## What is being asked
Transcribe the whole listing below without changing a word, but leave out every image.

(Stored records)
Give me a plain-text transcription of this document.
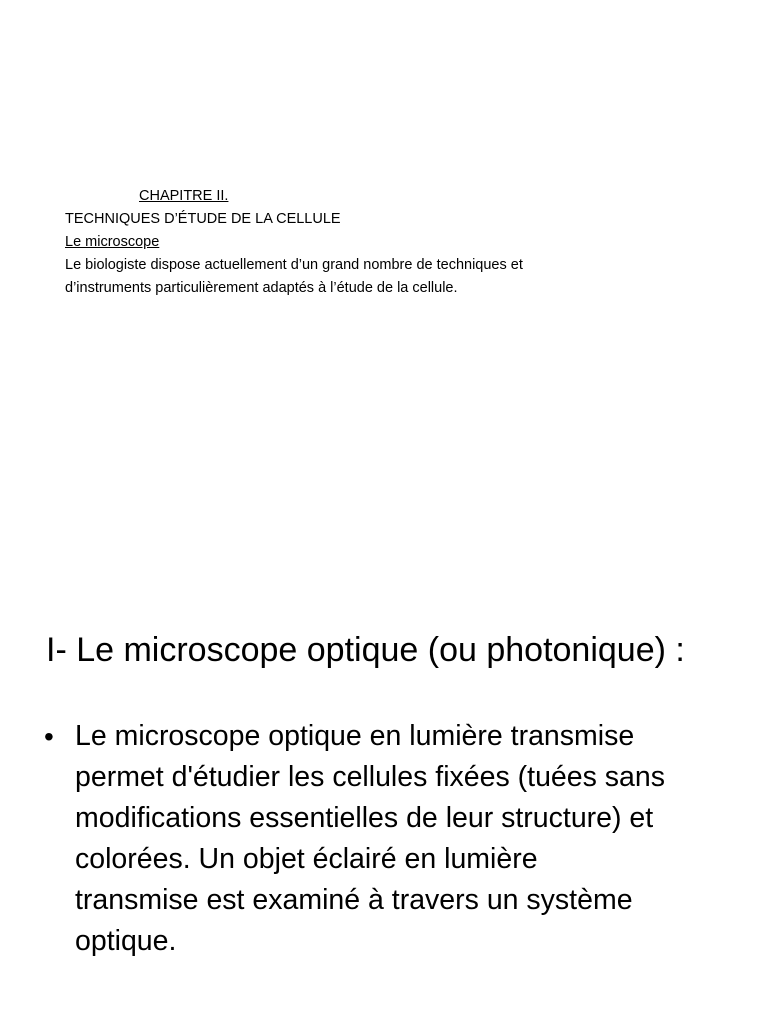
CHAPITRE II.
TECHNIQUES D’ÉTUDE DE LA CELLULE
Le microscope
Le biologiste dispose actuellement d’un grand nombre de techniques et
d’instruments particulièrement adaptés à l’étude de la cellule.
I- Le microscope optique (ou photonique) :
• Le microscope optique en lumière transmise
permet d'étudier les cellules fixées (tuées sans
modifications essentielles de leur structure) et
colorées. Un objet éclairé en lumière
transmise est examiné à travers un système
optique.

## Solution for this problem
Give me a plain-text transcription of this document.
CHAPITRE II.
TECHNIQUES D’ÉTUDE DE LA CELLULE
Le microscope
Le biologiste dispose actuellement d’un grand nombre de techniques et
d’instruments particulièrement adaptés à l’étude de la cellule.
I- Le microscope optique (ou photonique) :
• Le microscope optique en lumière transmise
permet d'étudier les cellules fixées (tuées sans
modifications essentielles de leur structure) et
colorées. Un objet éclairé en lumière
transmise est examiné à travers un système
optique.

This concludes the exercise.